**Work to be completed**
Gather every line holding the string "more".
* Start Working data *
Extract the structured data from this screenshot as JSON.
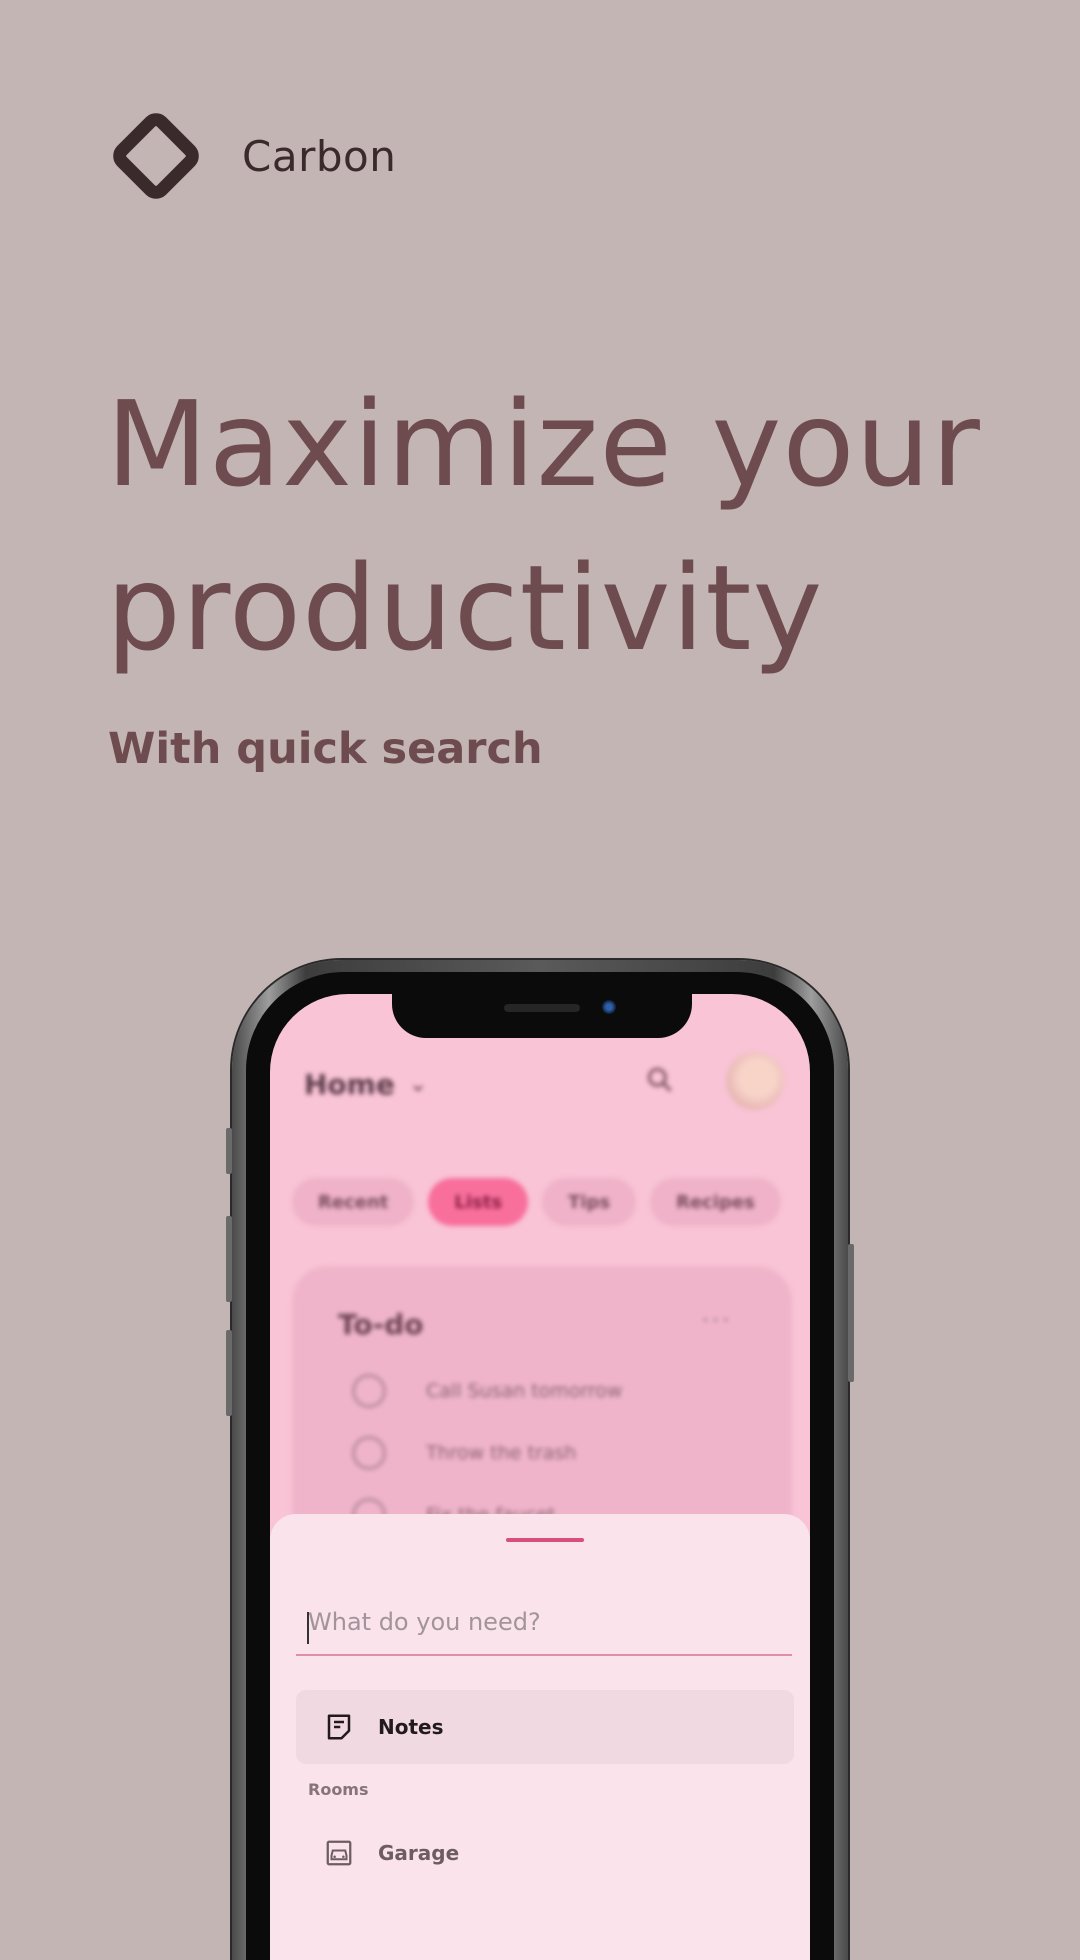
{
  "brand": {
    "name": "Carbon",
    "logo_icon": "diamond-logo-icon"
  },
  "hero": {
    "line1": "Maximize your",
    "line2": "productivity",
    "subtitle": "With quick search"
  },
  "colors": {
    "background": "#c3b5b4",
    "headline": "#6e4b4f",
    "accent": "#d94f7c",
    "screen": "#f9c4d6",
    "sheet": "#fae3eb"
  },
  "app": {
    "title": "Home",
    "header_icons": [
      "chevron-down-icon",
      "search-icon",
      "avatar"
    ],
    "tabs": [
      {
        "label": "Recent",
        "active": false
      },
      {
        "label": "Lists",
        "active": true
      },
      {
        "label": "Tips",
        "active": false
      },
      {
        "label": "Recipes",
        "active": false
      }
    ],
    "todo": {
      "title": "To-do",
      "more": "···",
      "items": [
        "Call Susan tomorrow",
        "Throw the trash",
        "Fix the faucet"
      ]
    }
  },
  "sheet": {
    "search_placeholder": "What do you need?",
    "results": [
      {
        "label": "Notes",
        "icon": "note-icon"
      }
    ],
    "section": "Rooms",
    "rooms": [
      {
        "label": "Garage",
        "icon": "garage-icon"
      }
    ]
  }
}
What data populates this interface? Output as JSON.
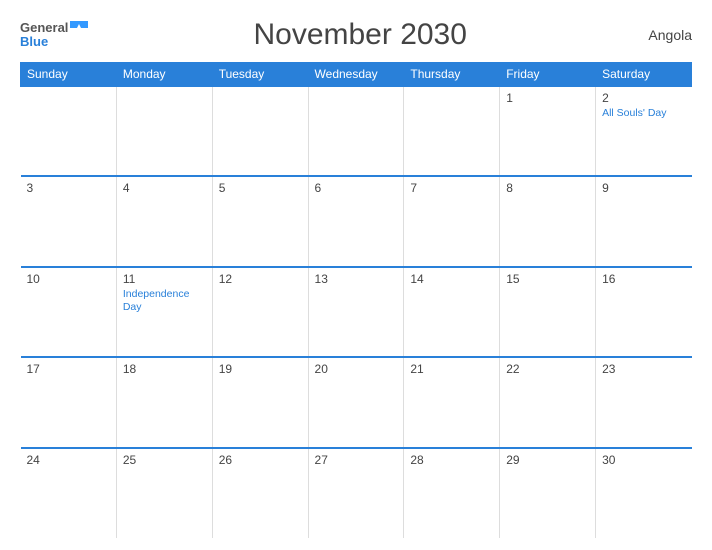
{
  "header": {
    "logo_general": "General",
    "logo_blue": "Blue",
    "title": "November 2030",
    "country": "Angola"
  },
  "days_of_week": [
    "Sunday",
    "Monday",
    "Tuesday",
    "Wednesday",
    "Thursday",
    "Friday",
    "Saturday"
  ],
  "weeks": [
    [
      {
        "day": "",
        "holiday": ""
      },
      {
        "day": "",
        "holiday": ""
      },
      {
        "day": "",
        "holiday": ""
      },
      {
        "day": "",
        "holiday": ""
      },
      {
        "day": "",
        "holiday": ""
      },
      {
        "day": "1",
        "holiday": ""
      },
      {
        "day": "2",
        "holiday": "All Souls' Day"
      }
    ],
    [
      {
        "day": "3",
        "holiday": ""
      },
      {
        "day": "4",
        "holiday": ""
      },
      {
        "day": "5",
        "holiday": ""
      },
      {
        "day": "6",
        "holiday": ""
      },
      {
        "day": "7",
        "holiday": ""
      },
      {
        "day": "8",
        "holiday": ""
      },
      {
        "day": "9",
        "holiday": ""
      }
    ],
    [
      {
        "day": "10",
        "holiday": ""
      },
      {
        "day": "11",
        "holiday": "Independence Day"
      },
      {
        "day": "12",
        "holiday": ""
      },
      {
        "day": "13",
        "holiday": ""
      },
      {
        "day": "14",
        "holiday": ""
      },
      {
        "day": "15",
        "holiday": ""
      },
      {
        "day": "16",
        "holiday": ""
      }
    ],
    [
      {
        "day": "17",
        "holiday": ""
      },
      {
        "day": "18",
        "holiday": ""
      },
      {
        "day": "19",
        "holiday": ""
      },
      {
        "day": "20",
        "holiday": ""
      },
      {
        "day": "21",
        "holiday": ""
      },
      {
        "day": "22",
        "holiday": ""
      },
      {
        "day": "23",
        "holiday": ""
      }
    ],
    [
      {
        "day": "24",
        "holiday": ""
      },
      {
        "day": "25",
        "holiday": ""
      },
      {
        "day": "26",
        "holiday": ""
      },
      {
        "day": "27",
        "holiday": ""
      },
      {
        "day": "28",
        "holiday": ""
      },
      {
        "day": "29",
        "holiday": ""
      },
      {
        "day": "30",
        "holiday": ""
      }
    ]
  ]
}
* End Working data *
* Start Working data *
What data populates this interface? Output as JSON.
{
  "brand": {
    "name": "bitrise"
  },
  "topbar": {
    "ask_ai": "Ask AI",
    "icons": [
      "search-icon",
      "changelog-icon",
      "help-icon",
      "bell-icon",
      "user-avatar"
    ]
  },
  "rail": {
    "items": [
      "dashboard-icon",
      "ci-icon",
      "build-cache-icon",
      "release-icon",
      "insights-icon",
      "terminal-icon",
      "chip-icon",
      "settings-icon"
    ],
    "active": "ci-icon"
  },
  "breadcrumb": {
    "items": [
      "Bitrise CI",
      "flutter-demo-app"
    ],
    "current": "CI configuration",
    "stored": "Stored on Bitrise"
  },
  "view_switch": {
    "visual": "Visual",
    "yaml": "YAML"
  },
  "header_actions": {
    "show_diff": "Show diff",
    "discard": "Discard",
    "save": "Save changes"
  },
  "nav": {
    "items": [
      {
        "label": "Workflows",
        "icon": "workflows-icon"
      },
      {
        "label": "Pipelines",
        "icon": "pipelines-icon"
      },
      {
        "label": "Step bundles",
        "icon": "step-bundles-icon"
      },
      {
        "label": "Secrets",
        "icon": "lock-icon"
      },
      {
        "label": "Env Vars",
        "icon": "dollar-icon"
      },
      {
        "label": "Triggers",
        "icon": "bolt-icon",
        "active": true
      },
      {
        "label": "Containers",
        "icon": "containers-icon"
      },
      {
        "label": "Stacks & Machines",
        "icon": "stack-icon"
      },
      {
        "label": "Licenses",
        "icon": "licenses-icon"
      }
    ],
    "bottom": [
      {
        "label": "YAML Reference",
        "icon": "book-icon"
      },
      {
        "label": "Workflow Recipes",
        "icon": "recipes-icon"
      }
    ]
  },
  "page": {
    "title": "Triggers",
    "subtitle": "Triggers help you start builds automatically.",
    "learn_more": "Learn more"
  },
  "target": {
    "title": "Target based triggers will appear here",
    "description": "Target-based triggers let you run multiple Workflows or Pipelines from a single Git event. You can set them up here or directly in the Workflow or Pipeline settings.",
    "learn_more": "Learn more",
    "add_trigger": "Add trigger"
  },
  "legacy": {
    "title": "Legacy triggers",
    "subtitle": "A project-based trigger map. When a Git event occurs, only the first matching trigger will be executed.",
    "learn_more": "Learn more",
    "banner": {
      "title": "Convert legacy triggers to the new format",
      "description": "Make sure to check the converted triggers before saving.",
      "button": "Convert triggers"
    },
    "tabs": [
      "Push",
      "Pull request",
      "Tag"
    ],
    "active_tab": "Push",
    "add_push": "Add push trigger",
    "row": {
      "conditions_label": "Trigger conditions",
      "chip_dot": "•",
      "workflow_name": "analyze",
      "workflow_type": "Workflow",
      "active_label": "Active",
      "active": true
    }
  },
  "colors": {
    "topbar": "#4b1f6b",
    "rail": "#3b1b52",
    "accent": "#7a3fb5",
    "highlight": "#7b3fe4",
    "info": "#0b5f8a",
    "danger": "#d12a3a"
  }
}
* End Working data *
* Start Working data *
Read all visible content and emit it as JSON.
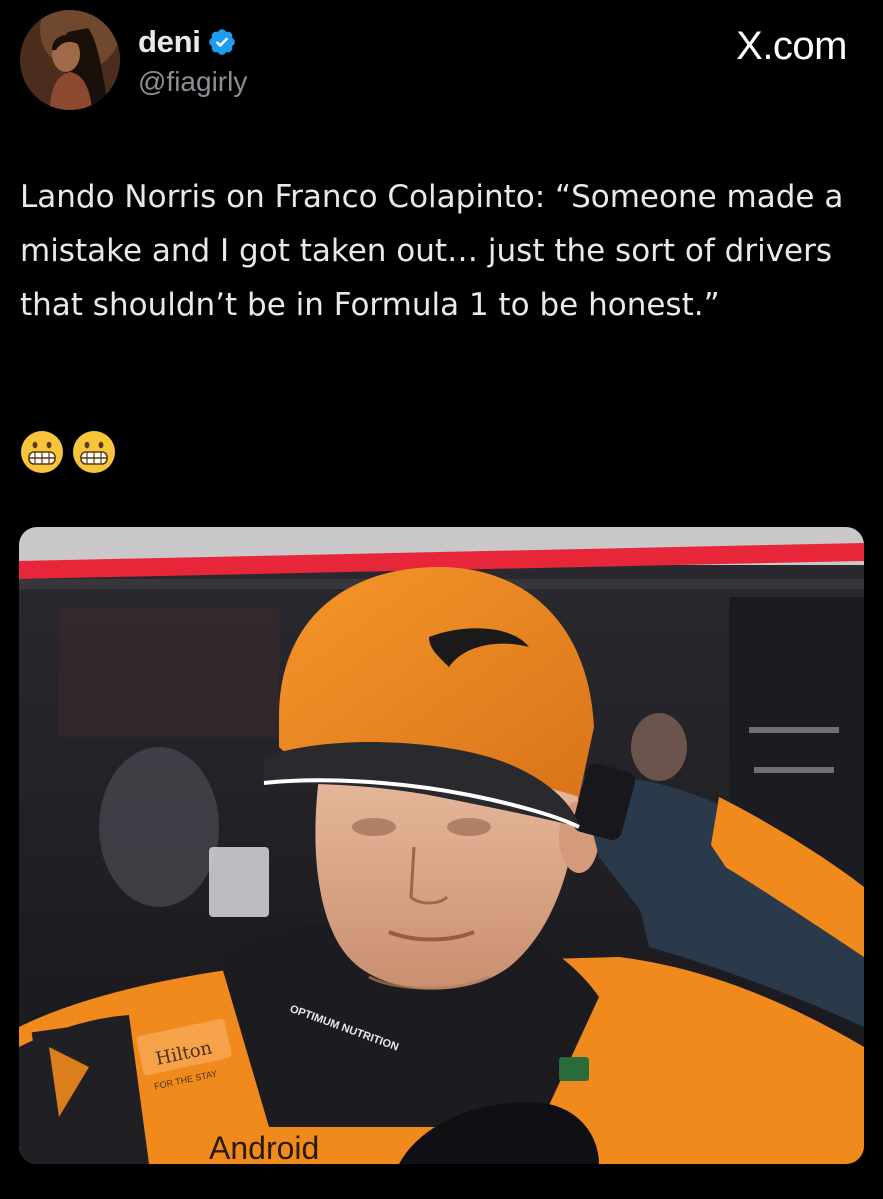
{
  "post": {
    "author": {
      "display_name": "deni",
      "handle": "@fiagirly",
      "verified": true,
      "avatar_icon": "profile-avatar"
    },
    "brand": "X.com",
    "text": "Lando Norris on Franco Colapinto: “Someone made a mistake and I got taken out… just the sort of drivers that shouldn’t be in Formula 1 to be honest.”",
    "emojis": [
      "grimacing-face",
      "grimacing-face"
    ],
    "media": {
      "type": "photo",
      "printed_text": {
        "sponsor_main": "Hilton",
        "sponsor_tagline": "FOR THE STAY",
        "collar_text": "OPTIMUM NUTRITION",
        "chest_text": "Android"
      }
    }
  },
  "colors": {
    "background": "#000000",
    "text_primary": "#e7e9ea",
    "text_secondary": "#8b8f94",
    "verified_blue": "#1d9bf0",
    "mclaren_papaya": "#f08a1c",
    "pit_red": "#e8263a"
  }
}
* End Working data *
**Final result**
      "more": "···",
    "learn_more": "Learn more"
    "learn_more": "Learn more",
    "learn_more": "Learn more",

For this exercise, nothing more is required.